[Rows start]

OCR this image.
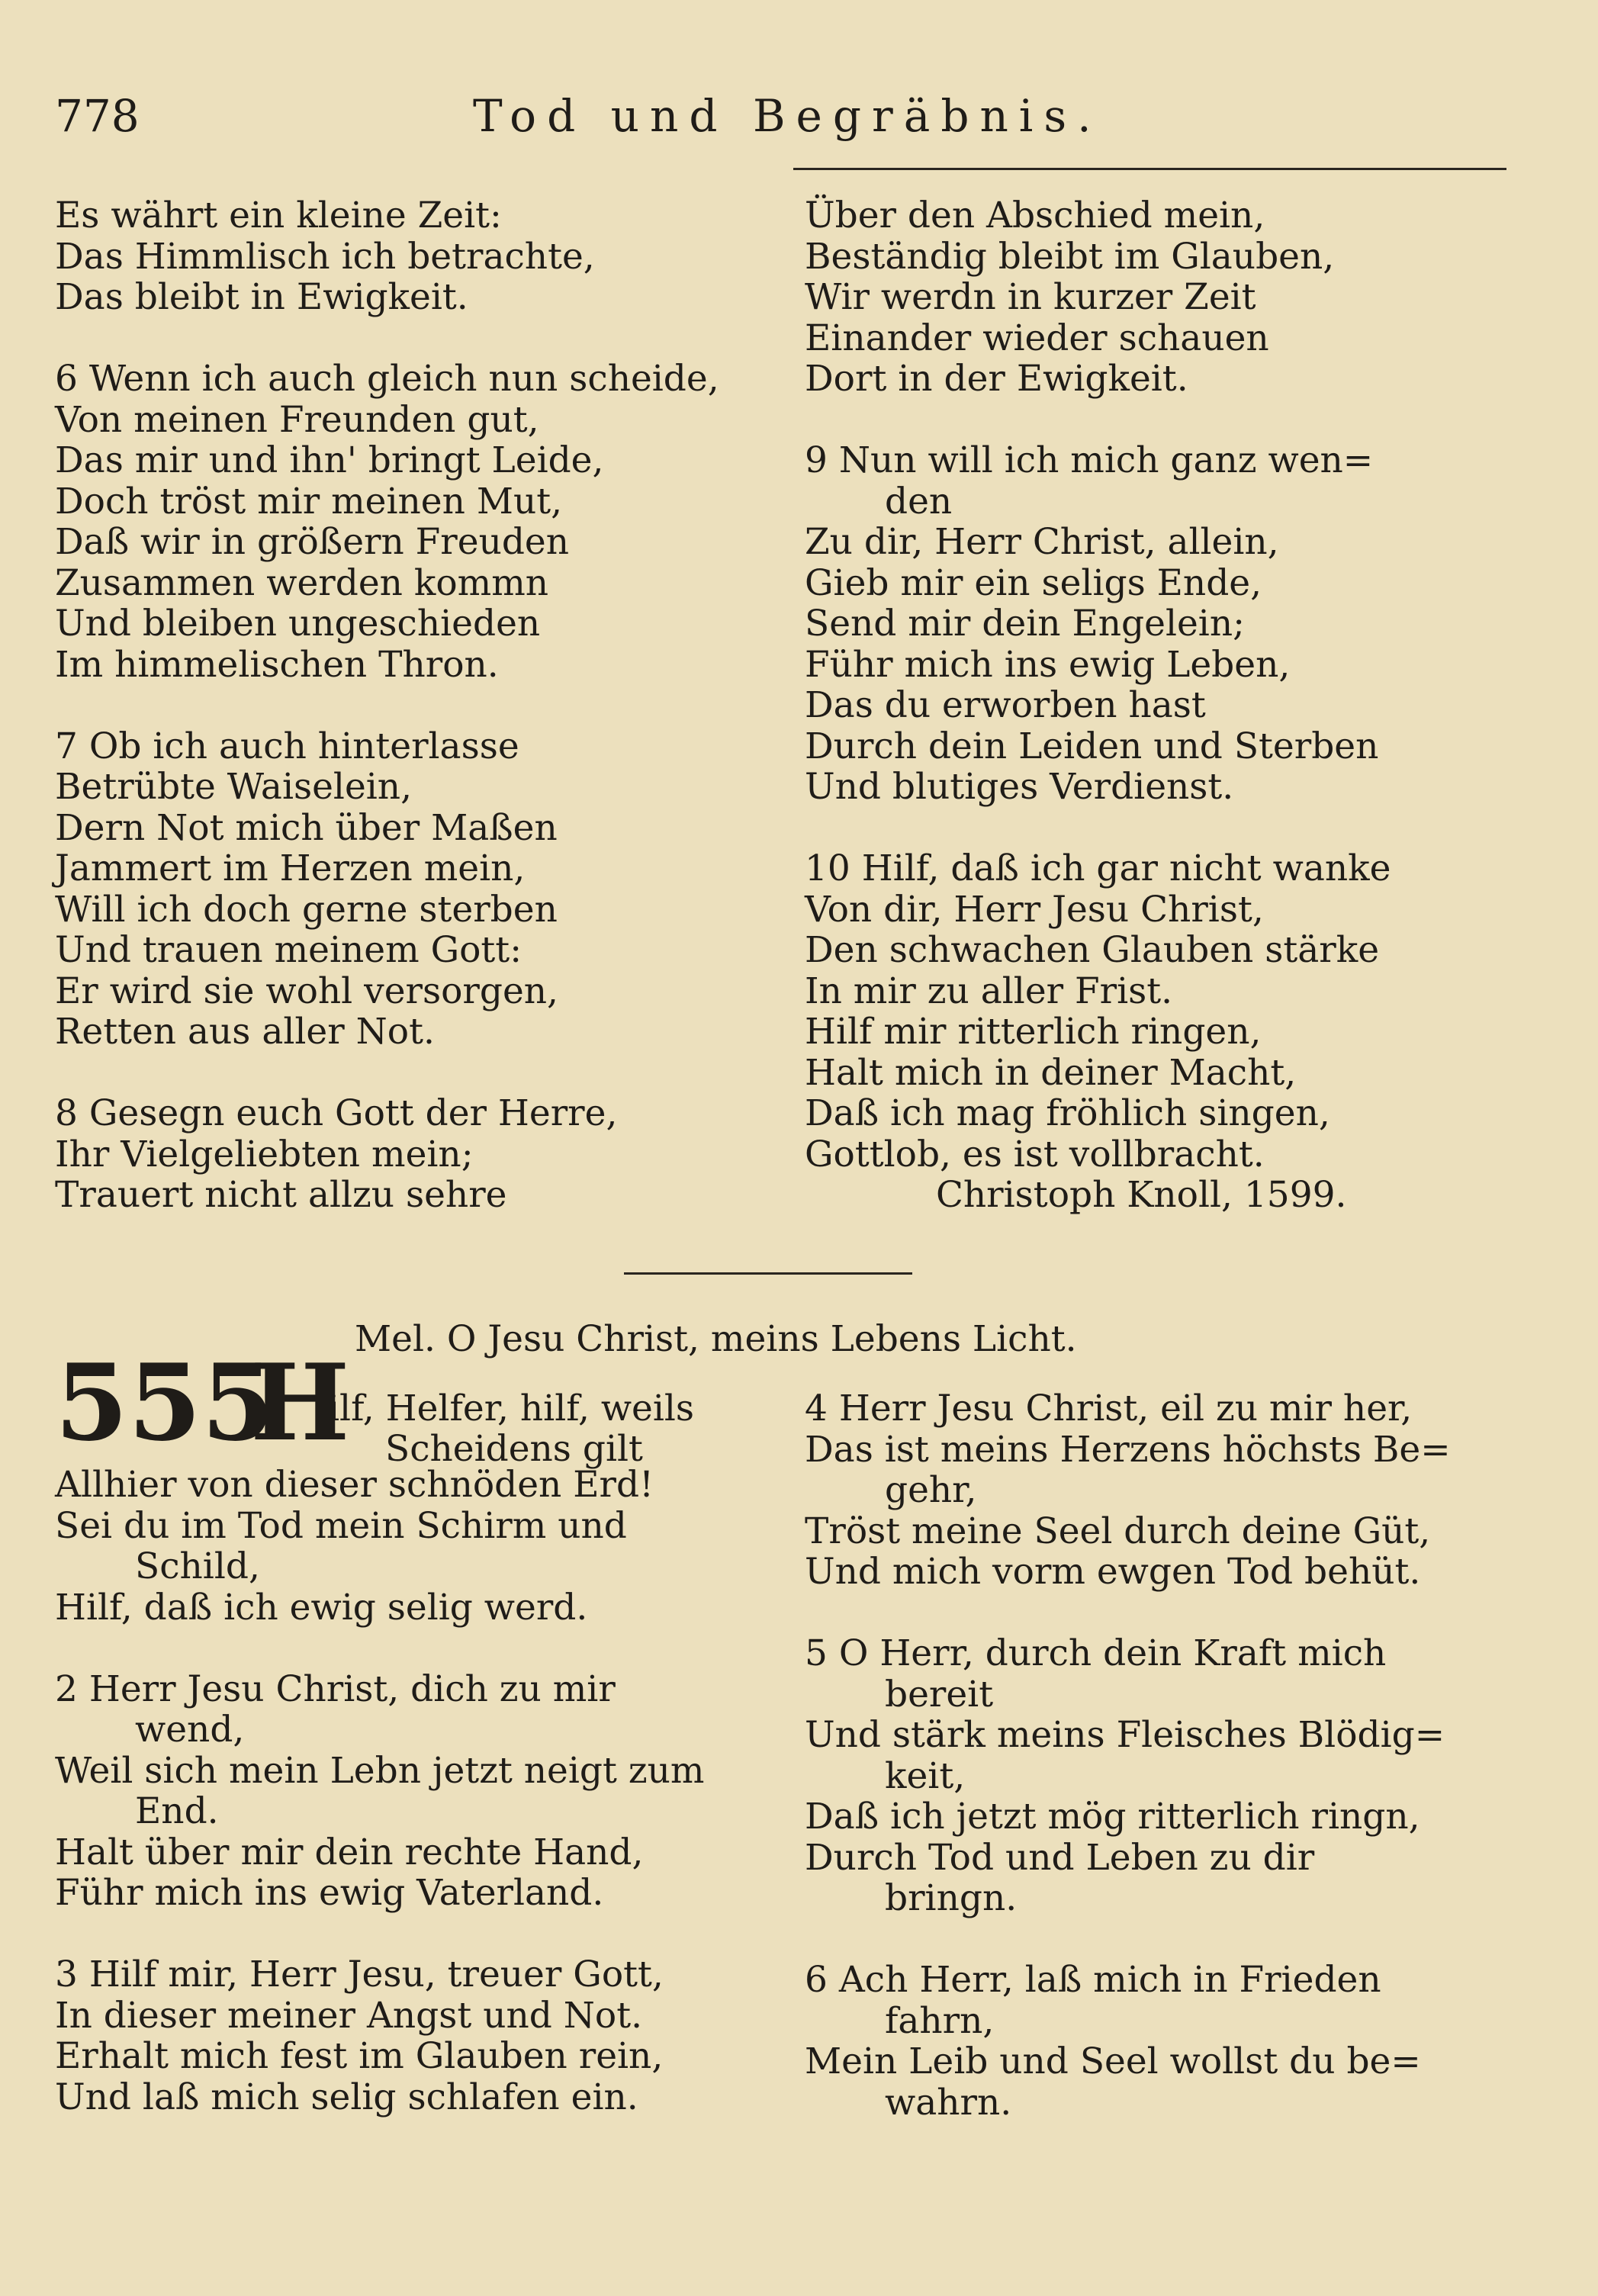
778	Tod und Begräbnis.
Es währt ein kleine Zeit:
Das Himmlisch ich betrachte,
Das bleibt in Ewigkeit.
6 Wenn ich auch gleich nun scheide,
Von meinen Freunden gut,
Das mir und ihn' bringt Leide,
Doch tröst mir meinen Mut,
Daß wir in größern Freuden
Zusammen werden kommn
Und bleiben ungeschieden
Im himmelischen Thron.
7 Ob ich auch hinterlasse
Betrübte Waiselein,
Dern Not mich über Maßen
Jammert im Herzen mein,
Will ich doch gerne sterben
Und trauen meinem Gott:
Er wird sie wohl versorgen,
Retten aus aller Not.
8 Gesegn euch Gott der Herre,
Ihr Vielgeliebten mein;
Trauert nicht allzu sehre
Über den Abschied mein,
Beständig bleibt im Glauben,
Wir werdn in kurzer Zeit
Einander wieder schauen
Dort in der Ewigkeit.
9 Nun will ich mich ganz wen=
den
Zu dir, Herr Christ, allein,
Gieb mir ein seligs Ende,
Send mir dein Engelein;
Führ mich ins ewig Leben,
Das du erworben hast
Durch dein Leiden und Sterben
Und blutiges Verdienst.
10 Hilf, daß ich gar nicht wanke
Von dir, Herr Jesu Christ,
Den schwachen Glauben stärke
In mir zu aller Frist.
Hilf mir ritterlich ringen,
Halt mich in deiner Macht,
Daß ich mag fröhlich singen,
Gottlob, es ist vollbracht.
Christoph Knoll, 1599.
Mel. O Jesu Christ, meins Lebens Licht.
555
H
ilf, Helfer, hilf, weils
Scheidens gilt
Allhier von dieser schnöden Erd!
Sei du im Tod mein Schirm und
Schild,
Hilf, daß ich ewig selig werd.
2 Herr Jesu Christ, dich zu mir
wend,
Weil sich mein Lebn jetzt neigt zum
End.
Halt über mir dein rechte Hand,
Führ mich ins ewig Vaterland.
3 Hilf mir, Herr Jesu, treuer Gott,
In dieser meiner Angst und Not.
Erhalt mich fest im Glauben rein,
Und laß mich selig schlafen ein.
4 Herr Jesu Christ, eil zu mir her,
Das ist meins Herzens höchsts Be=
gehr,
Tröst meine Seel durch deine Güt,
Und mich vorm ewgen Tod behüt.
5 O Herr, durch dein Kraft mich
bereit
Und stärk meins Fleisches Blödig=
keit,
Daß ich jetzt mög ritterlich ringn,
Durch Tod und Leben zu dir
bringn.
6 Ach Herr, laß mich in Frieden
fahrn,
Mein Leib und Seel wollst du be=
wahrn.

[Rows end]
[Rows start]

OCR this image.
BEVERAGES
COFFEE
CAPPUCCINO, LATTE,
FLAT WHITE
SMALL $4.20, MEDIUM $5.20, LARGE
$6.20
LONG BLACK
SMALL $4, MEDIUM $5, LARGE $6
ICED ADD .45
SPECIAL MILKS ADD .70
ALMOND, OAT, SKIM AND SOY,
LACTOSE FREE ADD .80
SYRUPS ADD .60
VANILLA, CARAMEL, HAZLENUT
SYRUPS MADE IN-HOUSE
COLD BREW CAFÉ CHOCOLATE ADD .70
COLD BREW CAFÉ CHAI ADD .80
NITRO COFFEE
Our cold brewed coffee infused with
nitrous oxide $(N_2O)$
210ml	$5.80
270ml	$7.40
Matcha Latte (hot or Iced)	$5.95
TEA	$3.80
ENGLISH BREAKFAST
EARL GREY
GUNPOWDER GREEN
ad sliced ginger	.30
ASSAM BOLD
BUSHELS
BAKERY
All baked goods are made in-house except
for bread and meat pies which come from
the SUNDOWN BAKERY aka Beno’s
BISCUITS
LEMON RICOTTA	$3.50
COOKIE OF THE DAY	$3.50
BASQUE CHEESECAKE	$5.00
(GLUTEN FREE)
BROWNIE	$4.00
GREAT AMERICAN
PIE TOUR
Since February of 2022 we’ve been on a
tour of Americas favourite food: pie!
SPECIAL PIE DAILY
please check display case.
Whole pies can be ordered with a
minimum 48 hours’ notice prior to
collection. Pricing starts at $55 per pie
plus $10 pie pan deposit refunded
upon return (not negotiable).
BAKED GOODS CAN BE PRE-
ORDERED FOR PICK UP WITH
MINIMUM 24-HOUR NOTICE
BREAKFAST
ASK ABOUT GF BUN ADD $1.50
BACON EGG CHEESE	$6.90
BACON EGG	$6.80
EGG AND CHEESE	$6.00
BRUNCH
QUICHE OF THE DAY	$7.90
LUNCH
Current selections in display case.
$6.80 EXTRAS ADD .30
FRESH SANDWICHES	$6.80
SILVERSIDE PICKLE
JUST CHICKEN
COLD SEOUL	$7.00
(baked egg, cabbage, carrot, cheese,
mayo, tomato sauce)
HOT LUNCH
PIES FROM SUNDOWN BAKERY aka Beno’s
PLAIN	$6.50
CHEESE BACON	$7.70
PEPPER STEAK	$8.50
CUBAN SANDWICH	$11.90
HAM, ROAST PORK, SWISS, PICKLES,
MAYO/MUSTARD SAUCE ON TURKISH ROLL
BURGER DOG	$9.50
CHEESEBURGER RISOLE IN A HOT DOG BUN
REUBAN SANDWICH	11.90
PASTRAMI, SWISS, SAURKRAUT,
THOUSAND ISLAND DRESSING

[Rows end]
[Rows start]

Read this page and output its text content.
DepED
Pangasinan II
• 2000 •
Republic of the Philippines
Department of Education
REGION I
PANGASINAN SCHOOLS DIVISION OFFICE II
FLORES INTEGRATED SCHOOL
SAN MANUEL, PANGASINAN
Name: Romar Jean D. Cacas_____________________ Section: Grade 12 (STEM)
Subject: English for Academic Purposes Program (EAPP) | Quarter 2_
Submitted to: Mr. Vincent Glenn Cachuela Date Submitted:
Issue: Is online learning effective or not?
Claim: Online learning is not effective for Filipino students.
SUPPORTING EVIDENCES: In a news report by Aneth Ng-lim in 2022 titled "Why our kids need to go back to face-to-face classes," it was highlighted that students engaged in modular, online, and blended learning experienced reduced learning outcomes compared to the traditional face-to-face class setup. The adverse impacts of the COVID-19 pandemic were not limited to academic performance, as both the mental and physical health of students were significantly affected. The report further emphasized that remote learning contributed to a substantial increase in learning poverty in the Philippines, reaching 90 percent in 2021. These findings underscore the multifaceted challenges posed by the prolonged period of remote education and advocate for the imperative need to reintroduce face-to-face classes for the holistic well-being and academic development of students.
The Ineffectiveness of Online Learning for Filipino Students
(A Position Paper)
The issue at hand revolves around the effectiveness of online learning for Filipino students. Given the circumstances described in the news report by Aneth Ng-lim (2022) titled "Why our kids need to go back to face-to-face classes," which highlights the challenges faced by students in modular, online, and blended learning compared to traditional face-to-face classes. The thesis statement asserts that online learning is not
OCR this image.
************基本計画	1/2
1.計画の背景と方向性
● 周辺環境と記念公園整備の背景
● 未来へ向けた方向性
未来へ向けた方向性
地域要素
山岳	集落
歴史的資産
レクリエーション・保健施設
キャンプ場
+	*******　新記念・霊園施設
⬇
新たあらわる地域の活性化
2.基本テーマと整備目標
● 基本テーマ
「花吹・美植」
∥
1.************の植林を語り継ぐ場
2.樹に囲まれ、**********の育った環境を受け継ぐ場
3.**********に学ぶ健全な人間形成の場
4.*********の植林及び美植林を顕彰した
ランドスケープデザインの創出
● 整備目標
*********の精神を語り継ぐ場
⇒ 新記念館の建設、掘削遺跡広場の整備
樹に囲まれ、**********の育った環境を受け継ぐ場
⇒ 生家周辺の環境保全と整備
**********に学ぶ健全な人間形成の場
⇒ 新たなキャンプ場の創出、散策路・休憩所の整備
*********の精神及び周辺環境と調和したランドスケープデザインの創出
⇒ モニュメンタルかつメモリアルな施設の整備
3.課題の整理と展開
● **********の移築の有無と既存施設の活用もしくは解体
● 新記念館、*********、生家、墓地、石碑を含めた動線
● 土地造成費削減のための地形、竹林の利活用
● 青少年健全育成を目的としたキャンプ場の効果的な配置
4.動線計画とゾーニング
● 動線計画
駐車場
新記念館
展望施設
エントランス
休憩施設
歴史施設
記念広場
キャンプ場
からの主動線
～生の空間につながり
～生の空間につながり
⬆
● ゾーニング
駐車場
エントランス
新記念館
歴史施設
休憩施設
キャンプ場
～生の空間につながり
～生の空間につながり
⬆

[Rows end]

What is asked:
State how many lines in the records above contain the word "jetzt", and give only that number.

Response to the task:
2